** Start MATERIAL SHOWN **

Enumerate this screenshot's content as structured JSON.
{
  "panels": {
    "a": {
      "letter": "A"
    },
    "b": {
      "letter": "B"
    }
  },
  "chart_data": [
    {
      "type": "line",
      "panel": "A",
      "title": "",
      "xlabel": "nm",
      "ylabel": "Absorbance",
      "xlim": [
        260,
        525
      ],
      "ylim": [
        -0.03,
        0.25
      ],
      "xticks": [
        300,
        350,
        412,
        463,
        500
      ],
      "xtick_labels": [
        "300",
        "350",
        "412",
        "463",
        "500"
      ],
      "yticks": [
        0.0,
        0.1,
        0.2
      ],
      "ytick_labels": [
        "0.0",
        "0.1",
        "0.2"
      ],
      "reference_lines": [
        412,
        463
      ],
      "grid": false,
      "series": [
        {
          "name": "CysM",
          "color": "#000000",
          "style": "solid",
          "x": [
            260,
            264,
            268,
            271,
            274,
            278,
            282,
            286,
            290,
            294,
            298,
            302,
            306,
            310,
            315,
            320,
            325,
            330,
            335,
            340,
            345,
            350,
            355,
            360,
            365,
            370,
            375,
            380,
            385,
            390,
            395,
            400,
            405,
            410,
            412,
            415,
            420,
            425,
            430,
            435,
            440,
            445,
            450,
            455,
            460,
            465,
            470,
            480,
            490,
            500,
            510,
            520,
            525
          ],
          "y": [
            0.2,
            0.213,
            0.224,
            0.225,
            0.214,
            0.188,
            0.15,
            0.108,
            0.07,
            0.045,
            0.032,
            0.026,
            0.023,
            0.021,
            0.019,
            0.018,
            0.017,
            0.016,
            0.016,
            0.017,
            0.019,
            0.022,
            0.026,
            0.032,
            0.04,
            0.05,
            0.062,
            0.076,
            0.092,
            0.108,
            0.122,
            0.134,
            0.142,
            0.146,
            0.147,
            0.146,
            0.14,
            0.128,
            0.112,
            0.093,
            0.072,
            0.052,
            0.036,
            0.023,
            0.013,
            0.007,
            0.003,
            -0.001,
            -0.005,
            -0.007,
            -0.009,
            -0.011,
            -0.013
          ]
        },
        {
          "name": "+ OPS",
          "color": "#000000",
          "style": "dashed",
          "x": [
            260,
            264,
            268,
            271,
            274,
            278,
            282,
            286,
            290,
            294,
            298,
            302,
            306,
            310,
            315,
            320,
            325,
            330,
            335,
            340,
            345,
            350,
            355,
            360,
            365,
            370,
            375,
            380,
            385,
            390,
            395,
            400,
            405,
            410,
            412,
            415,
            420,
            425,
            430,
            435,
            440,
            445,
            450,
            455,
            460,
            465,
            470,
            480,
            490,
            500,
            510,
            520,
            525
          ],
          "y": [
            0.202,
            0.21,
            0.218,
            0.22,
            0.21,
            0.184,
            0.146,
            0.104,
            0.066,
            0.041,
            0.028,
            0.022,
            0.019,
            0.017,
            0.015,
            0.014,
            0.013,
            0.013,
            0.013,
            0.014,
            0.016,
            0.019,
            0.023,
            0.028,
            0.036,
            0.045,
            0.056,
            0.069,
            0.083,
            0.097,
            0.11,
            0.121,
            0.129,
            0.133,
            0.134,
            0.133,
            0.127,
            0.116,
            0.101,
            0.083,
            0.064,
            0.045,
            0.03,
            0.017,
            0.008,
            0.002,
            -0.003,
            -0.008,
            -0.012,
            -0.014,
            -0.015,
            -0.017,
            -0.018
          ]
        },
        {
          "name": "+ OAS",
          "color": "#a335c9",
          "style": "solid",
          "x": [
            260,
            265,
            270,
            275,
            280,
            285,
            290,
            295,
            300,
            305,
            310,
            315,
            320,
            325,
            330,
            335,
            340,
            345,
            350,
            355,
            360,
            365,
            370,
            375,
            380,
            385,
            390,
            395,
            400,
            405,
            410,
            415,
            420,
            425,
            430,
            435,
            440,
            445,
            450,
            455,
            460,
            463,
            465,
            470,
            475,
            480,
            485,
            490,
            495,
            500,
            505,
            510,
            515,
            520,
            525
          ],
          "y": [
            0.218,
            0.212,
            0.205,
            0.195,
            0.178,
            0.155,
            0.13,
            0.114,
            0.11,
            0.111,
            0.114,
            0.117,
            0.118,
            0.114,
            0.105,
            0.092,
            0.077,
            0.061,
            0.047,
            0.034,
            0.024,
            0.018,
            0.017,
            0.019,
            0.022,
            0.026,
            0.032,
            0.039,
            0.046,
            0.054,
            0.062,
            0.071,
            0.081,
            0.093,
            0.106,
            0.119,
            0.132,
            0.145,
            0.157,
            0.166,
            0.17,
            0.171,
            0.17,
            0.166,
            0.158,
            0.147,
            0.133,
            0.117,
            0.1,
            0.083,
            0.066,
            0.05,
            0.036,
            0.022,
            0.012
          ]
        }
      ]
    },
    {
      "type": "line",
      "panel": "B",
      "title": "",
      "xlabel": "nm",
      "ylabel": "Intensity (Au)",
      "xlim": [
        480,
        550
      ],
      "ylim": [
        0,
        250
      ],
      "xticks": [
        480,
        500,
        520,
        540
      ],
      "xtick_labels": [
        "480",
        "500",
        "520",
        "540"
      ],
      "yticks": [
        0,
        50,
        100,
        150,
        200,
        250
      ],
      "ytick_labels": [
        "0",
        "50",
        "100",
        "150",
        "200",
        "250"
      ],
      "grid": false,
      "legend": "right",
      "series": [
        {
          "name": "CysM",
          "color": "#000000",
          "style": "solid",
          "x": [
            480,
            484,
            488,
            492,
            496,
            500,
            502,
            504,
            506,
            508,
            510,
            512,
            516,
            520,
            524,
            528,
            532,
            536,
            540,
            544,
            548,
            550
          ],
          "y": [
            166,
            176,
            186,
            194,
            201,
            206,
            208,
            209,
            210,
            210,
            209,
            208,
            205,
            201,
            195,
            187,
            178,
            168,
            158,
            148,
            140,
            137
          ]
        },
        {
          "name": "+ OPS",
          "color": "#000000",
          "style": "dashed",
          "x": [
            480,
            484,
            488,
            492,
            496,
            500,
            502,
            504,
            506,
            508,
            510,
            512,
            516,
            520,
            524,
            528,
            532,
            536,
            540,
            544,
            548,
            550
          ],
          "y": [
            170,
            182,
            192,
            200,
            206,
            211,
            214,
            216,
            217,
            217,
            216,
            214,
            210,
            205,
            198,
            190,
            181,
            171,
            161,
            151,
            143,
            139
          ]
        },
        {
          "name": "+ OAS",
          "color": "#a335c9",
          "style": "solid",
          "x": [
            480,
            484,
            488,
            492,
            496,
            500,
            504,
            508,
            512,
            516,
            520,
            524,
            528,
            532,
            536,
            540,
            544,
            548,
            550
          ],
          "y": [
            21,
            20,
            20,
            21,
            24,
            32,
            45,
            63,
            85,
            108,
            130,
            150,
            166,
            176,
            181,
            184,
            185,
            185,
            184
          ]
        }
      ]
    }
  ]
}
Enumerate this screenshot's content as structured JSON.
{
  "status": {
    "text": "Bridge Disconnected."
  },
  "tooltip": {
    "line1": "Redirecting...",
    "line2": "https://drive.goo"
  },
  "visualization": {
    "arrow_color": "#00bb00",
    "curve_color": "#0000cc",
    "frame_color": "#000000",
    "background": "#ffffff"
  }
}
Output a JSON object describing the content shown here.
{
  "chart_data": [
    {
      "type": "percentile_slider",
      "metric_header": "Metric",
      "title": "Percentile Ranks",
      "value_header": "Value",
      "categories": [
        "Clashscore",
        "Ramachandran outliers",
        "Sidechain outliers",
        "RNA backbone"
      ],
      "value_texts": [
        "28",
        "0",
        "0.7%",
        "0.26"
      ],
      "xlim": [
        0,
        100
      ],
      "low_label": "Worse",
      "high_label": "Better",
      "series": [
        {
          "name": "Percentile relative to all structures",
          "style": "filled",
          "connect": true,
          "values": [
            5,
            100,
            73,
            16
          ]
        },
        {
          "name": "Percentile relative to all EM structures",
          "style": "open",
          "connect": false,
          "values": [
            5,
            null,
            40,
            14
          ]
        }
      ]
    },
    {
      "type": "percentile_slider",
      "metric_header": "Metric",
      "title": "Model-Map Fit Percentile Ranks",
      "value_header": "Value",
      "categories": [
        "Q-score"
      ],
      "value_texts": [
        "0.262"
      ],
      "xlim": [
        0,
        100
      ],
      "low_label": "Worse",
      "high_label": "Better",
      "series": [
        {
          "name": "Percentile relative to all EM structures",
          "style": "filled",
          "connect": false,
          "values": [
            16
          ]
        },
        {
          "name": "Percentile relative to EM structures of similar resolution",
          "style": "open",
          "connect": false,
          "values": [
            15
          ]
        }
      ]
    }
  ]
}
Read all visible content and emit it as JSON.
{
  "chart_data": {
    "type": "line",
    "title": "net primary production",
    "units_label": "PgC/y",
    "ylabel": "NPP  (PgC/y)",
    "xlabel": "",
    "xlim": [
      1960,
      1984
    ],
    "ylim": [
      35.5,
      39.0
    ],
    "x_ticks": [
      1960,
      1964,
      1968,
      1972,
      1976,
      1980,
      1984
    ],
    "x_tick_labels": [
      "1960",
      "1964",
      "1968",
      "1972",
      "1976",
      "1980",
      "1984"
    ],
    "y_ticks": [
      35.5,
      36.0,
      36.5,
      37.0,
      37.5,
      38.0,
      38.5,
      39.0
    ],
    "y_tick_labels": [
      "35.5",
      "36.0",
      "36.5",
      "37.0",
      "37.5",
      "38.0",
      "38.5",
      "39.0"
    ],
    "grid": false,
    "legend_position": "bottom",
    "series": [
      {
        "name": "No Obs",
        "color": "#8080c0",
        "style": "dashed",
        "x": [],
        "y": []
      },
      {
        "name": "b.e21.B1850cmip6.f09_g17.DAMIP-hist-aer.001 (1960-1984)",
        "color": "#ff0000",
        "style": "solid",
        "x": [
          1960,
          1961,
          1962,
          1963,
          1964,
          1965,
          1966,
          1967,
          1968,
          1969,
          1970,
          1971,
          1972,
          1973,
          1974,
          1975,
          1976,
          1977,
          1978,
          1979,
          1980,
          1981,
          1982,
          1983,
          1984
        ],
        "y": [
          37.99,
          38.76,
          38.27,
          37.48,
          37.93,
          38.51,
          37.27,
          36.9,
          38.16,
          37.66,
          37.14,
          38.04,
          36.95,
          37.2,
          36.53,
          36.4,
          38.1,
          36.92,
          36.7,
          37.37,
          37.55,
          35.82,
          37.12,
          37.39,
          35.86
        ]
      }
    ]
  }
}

** End MATERIAL SHOWN **

■ DIRECTIONS FOR THIS TASK ■
Only lines with the word "outliers" should be collected from the material.

■ FINISHED TASK ■
        "Ramachandran outliers",
        "Sidechain outliers",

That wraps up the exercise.